§ **Exercise inputs**:
══════

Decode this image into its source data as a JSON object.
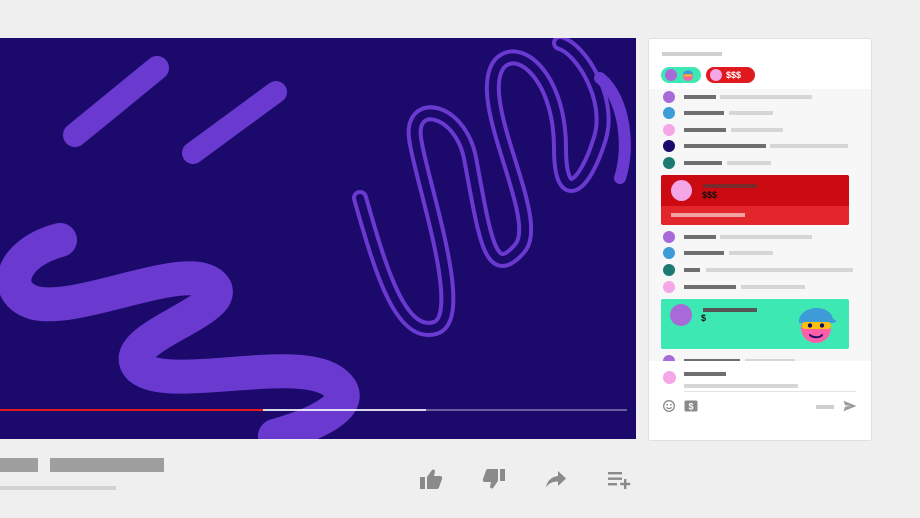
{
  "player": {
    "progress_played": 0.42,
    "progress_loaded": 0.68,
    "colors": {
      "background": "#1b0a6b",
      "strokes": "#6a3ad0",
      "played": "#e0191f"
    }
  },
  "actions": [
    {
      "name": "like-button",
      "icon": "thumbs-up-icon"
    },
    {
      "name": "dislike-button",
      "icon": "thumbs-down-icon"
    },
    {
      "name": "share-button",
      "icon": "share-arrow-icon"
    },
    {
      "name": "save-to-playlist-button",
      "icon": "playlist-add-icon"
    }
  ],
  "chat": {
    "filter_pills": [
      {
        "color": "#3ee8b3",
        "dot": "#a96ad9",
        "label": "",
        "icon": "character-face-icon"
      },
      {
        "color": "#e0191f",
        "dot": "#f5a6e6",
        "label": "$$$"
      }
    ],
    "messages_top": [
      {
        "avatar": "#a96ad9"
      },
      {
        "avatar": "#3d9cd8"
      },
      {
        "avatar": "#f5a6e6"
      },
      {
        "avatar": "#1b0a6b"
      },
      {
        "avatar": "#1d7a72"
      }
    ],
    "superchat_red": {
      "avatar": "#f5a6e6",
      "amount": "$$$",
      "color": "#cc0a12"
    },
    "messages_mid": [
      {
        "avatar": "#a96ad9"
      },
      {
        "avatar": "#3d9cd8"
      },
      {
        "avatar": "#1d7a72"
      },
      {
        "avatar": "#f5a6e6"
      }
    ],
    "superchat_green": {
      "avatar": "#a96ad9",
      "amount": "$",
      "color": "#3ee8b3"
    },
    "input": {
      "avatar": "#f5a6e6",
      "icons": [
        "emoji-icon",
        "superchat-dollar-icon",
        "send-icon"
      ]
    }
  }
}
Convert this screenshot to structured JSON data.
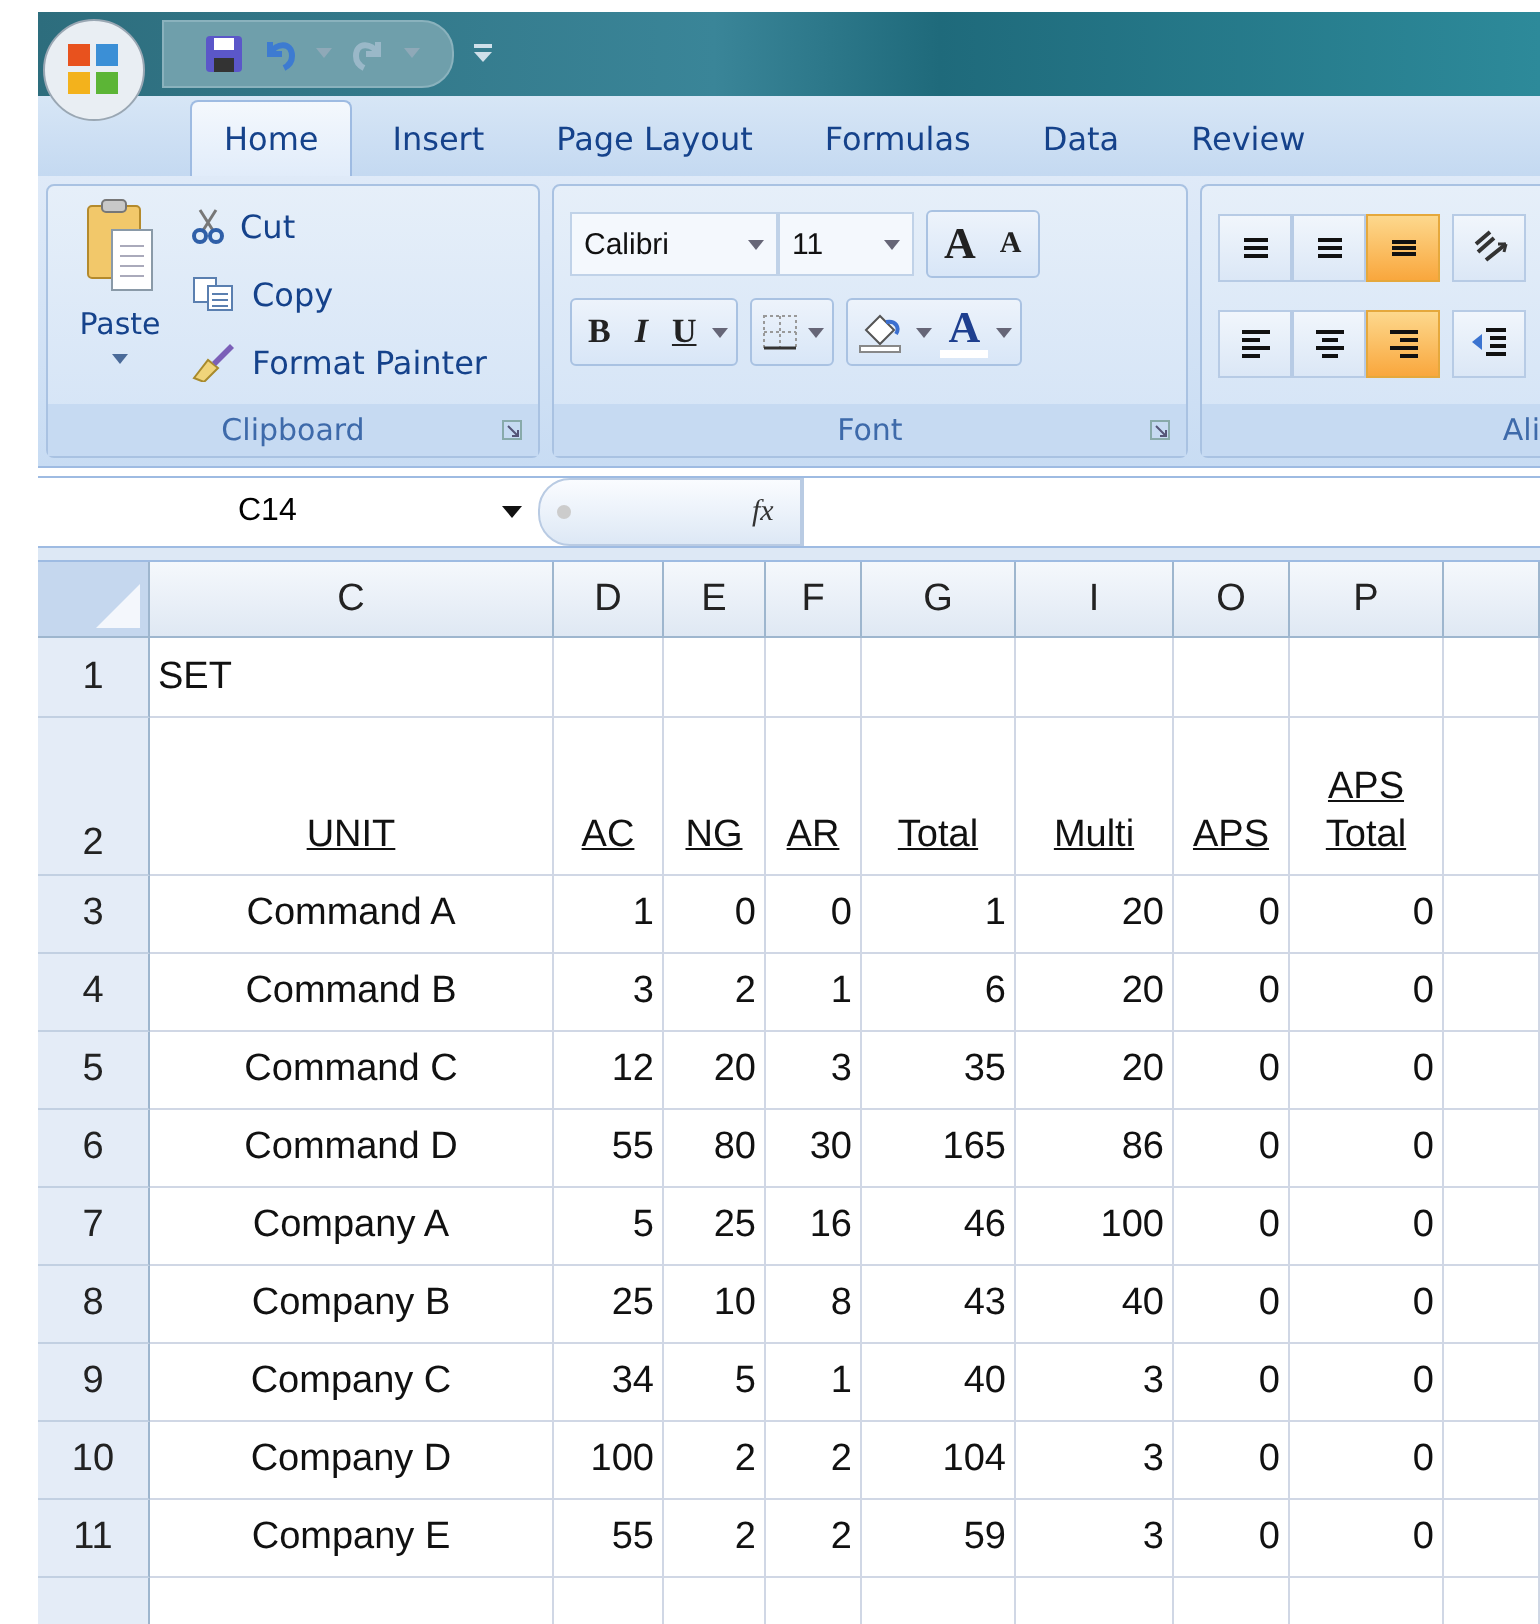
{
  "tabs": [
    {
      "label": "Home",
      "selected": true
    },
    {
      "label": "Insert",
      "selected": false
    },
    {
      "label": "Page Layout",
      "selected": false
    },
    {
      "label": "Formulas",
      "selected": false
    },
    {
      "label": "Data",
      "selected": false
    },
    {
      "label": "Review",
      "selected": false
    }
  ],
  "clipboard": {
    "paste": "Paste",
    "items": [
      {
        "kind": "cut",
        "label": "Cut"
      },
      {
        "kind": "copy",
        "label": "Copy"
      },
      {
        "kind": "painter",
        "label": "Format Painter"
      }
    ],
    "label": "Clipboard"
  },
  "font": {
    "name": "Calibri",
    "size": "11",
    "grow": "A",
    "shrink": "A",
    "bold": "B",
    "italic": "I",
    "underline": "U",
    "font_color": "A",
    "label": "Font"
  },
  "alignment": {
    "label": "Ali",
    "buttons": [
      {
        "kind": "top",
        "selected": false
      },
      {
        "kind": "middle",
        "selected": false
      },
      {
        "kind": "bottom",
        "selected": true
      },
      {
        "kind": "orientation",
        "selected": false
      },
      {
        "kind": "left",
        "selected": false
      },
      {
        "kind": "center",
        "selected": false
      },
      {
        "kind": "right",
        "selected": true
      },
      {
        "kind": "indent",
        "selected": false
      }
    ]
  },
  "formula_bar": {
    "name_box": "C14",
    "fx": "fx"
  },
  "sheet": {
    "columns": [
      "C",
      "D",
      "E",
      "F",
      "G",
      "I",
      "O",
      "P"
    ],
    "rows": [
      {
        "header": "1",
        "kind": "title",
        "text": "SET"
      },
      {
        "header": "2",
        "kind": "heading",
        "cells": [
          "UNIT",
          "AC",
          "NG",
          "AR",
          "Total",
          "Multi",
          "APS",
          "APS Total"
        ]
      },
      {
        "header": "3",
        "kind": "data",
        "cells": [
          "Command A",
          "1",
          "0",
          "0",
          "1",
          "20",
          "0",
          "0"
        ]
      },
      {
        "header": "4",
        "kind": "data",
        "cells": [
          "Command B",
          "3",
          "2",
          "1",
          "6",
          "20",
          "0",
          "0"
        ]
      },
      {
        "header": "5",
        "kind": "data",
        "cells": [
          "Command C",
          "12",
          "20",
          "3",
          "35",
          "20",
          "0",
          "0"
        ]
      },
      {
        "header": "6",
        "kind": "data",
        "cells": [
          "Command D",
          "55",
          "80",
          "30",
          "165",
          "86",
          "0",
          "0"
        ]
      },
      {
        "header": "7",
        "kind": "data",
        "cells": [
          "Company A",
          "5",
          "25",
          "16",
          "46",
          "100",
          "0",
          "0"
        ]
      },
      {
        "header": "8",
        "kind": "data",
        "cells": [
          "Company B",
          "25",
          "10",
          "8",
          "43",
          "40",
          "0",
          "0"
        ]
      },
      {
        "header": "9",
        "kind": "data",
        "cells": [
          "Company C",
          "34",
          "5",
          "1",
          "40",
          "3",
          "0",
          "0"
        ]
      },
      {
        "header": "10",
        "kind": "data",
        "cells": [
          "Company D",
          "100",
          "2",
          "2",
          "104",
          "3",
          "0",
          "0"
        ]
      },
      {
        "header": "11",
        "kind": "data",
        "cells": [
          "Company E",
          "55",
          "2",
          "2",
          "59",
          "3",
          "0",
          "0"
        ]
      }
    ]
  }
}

══════

§ **Work required**:
Omit the pictures and reproduce the listing exactly.

§ **Solved exercise**:
Decode this image into its source data as a JSON object.
{
  "player": {
    "progress_played": 0.42,
    "progress_loaded": 0.68,
    "colors": {
      "background": "#1b0a6b",
      "strokes": "#6a3ad0",
      "played": "#e0191f"
    }
  },
  "actions": [
    {
      "name": "like-button",
      "icon": "thumbs-up-icon"
    },
    {
      "name": "dislike-button",
      "icon": "thumbs-down-icon"
    },
    {
      "name": "share-button",
      "icon": "share-arrow-icon"
    },
    {
      "name": "save-to-playlist-button",
      "icon": "playlist-add-icon"
    }
  ],
  "chat": {
    "filter_pills": [
      {
        "color": "#3ee8b3",
        "dot": "#a96ad9",
        "label": "",
        "icon": "character-face-icon"
      },
      {
        "color": "#e0191f",
        "dot": "#f5a6e6",
        "label": "$$$"
      }
    ],
    "messages_top": [
      {
        "avatar": "#a96ad9"
      },
      {
        "avatar": "#3d9cd8"
      },
      {
        "avatar": "#f5a6e6"
      },
      {
        "avatar": "#1b0a6b"
      },
      {
        "avatar": "#1d7a72"
      }
    ],
    "superchat_red": {
      "avatar": "#f5a6e6",
      "amount": "$$$",
      "color": "#cc0a12"
    },
    "messages_mid": [
      {
        "avatar": "#a96ad9"
      },
      {
        "avatar": "#3d9cd8"
      },
      {
        "avatar": "#1d7a72"
      },
      {
        "avatar": "#f5a6e6"
      }
    ],
    "superchat_green": {
      "avatar": "#a96ad9",
      "amount": "$",
      "color": "#3ee8b3"
    },
    "input": {
      "avatar": "#f5a6e6",
      "icons": [
        "emoji-icon",
        "superchat-dollar-icon",
        "send-icon"
      ]
    }
  }
}
Convert this screenshot to structured JSON data.
{
  "tabs": [
    {
      "label": "Home",
      "selected": true
    },
    {
      "label": "Insert",
      "selected": false
    },
    {
      "label": "Page Layout",
      "selected": false
    },
    {
      "label": "Formulas",
      "selected": false
    },
    {
      "label": "Data",
      "selected": false
    },
    {
      "label": "Review",
      "selected": false
    }
  ],
  "clipboard": {
    "paste": "Paste",
    "items": [
      {
        "kind": "cut",
        "label": "Cut"
      },
      {
        "kind": "copy",
        "label": "Copy"
      },
      {
        "kind": "painter",
        "label": "Format Painter"
      }
    ],
    "label": "Clipboard"
  },
  "font": {
    "name": "Calibri",
    "size": "11",
    "grow": "A",
    "shrink": "A",
    "bold": "B",
    "italic": "I",
    "underline": "U",
    "font_color": "A",
    "label": "Font"
  },
  "alignment": {
    "label": "Ali",
    "buttons": [
      {
        "kind": "top",
        "selected": false
      },
      {
        "kind": "middle",
        "selected": false
      },
      {
        "kind": "bottom",
        "selected": true
      },
      {
        "kind": "orientation",
        "selected": false
      },
      {
        "kind": "left",
        "selected": false
      },
      {
        "kind": "center",
        "selected": false
      },
      {
        "kind": "right",
        "selected": true
      },
      {
        "kind": "indent",
        "selected": false
      }
    ]
  },
  "formula_bar": {
    "name_box": "C14",
    "fx": "fx"
  },
  "sheet": {
    "columns": [
      "C",
      "D",
      "E",
      "F",
      "G",
      "I",
      "O",
      "P"
    ],
    "rows": [
      {
        "header": "1",
        "kind": "title",
        "text": "SET"
      },
      {
        "header": "2",
        "kind": "heading",
        "cells": [
          "UNIT",
          "AC",
          "NG",
          "AR",
          "Total",
          "Multi",
          "APS",
          "APS Total"
        ]
      },
      {
        "header": "3",
        "kind": "data",
        "cells": [
          "Command A",
          "1",
          "0",
          "0",
          "1",
          "20",
          "0",
          "0"
        ]
      },
      {
        "header": "4",
        "kind": "data",
        "cells": [
          "Command B",
          "3",
          "2",
          "1",
          "6",
          "20",
          "0",
          "0"
        ]
      },
      {
        "header": "5",
        "kind": "data",
        "cells": [
          "Command C",
          "12",
          "20",
          "3",
          "35",
          "20",
          "0",
          "0"
        ]
      },
      {
        "header": "6",
        "kind": "data",
        "cells": [
          "Command D",
          "55",
          "80",
          "30",
          "165",
          "86",
          "0",
          "0"
        ]
      },
      {
        "header": "7",
        "kind": "data",
        "cells": [
          "Company A",
          "5",
          "25",
          "16",
          "46",
          "100",
          "0",
          "0"
        ]
      },
      {
        "header": "8",
        "kind": "data",
        "cells": [
          "Company B",
          "25",
          "10",
          "8",
          "43",
          "40",
          "0",
          "0"
        ]
      },
      {
        "header": "9",
        "kind": "data",
        "cells": [
          "Company C",
          "34",
          "5",
          "1",
          "40",
          "3",
          "0",
          "0"
        ]
      },
      {
        "header": "10",
        "kind": "data",
        "cells": [
          "Company D",
          "100",
          "2",
          "2",
          "104",
          "3",
          "0",
          "0"
        ]
      },
      {
        "header": "11",
        "kind": "data",
        "cells": [
          "Company E",
          "55",
          "2",
          "2",
          "59",
          "3",
          "0",
          "0"
        ]
      }
    ]
  }
}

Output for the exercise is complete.